Task instructions: Give back the full listing verbatim, apart from its images.

Stored data:
==============================
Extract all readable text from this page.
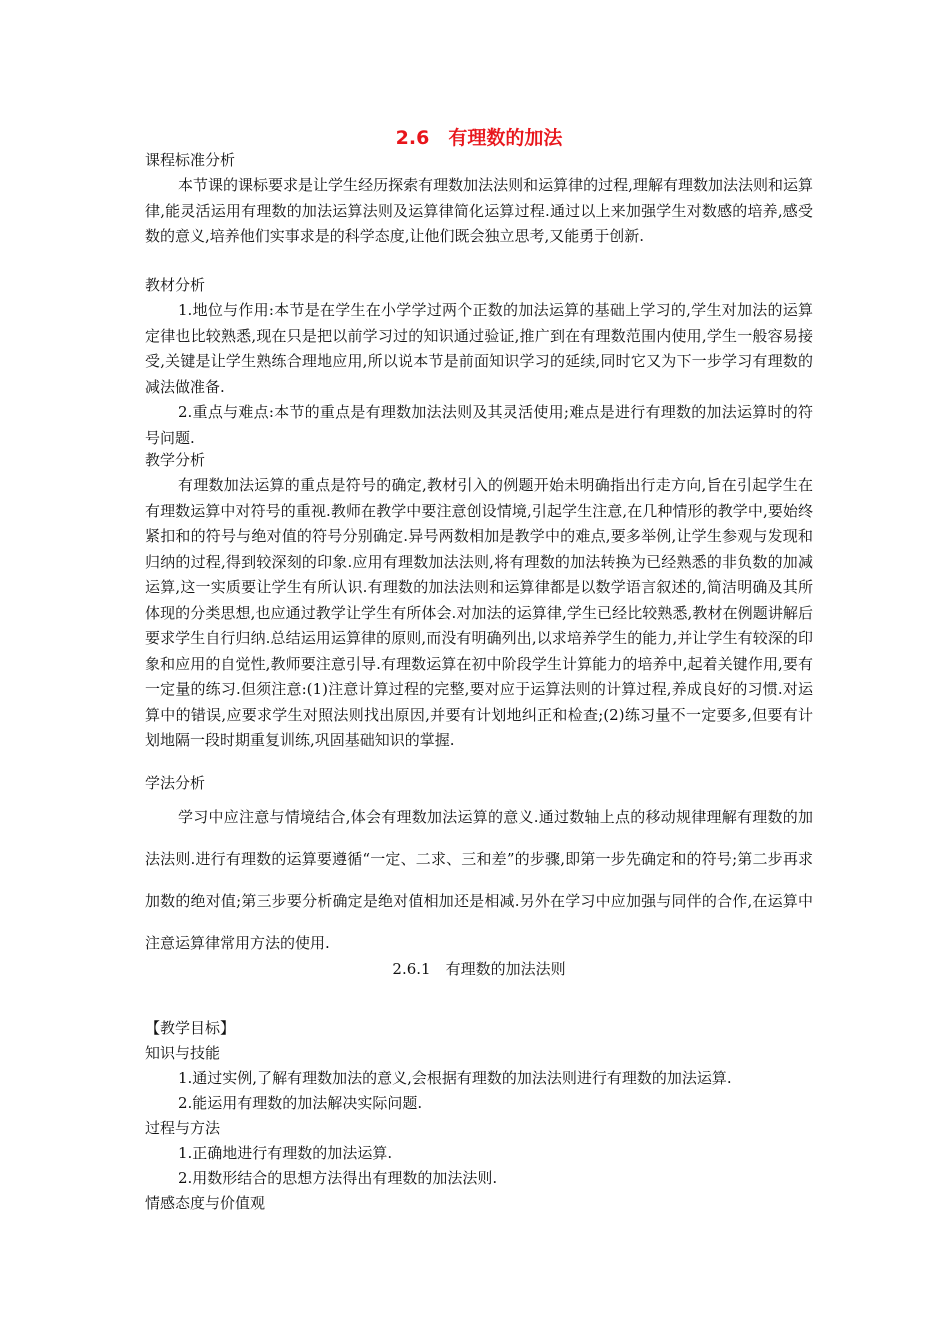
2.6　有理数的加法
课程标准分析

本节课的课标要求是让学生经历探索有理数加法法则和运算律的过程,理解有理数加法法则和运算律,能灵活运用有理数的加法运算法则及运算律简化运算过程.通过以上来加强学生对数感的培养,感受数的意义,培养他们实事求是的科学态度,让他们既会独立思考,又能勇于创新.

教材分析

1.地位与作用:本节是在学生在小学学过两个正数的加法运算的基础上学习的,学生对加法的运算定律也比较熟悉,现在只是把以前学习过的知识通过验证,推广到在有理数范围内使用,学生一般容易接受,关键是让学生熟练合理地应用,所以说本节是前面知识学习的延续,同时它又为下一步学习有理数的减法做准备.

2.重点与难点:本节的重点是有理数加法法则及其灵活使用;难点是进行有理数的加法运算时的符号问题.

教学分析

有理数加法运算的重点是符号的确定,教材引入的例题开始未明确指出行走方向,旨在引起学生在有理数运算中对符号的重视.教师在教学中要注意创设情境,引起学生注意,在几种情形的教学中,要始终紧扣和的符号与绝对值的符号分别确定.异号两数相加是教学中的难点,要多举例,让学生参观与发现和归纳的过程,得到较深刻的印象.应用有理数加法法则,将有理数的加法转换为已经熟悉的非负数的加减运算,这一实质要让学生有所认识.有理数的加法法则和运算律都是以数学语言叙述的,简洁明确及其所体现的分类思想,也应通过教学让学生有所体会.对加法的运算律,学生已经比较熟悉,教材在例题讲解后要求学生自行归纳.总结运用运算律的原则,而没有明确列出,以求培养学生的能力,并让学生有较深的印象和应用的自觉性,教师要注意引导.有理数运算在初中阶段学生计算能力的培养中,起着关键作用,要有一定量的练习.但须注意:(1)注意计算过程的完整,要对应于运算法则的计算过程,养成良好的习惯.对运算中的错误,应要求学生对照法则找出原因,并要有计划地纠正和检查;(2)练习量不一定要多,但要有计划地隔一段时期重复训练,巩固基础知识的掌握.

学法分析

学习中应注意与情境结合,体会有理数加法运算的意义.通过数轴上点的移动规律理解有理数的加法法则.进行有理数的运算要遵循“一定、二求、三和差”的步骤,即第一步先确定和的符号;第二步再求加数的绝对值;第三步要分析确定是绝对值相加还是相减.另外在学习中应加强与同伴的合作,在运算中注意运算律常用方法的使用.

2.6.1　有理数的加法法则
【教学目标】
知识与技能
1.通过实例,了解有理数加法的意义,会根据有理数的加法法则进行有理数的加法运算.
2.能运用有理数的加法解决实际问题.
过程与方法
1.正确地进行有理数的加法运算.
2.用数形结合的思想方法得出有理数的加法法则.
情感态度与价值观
==============================
Answer below:
Extract all readable text from this page.
2.6　有理数的加法
课程标准分析

本节课的课标要求是让学生经历探索有理数加法法则和运算律的过程,理解有理数加法法则和运算律,能灵活运用有理数的加法运算法则及运算律简化运算过程.通过以上来加强学生对数感的培养,感受数的意义,培养他们实事求是的科学态度,让他们既会独立思考,又能勇于创新.

教材分析

1.地位与作用:本节是在学生在小学学过两个正数的加法运算的基础上学习的,学生对加法的运算定律也比较熟悉,现在只是把以前学习过的知识通过验证,推广到在有理数范围内使用,学生一般容易接受,关键是让学生熟练合理地应用,所以说本节是前面知识学习的延续,同时它又为下一步学习有理数的减法做准备.

2.重点与难点:本节的重点是有理数加法法则及其灵活使用;难点是进行有理数的加法运算时的符号问题.

教学分析

有理数加法运算的重点是符号的确定,教材引入的例题开始未明确指出行走方向,旨在引起学生在有理数运算中对符号的重视.教师在教学中要注意创设情境,引起学生注意,在几种情形的教学中,要始终紧扣和的符号与绝对值的符号分别确定.异号两数相加是教学中的难点,要多举例,让学生参观与发现和归纳的过程,得到较深刻的印象.应用有理数加法法则,将有理数的加法转换为已经熟悉的非负数的加减运算,这一实质要让学生有所认识.有理数的加法法则和运算律都是以数学语言叙述的,简洁明确及其所体现的分类思想,也应通过教学让学生有所体会.对加法的运算律,学生已经比较熟悉,教材在例题讲解后要求学生自行归纳.总结运用运算律的原则,而没有明确列出,以求培养学生的能力,并让学生有较深的印象和应用的自觉性,教师要注意引导.有理数运算在初中阶段学生计算能力的培养中,起着关键作用,要有一定量的练习.但须注意:(1)注意计算过程的完整,要对应于运算法则的计算过程,养成良好的习惯.对运算中的错误,应要求学生对照法则找出原因,并要有计划地纠正和检查;(2)练习量不一定要多,但要有计划地隔一段时期重复训练,巩固基础知识的掌握.

学法分析

学习中应注意与情境结合,体会有理数加法运算的意义.通过数轴上点的移动规律理解有理数的加法法则.进行有理数的运算要遵循“一定、二求、三和差”的步骤,即第一步先确定和的符号;第二步再求加数的绝对值;第三步要分析确定是绝对值相加还是相减.另外在学习中应加强与同伴的合作,在运算中注意运算律常用方法的使用.

2.6.1　有理数的加法法则
【教学目标】
知识与技能
1.通过实例,了解有理数加法的意义,会根据有理数的加法法则进行有理数的加法运算.
2.能运用有理数的加法解决实际问题.
过程与方法
1.正确地进行有理数的加法运算.
2.用数形结合的思想方法得出有理数的加法法则.
情感态度与价值观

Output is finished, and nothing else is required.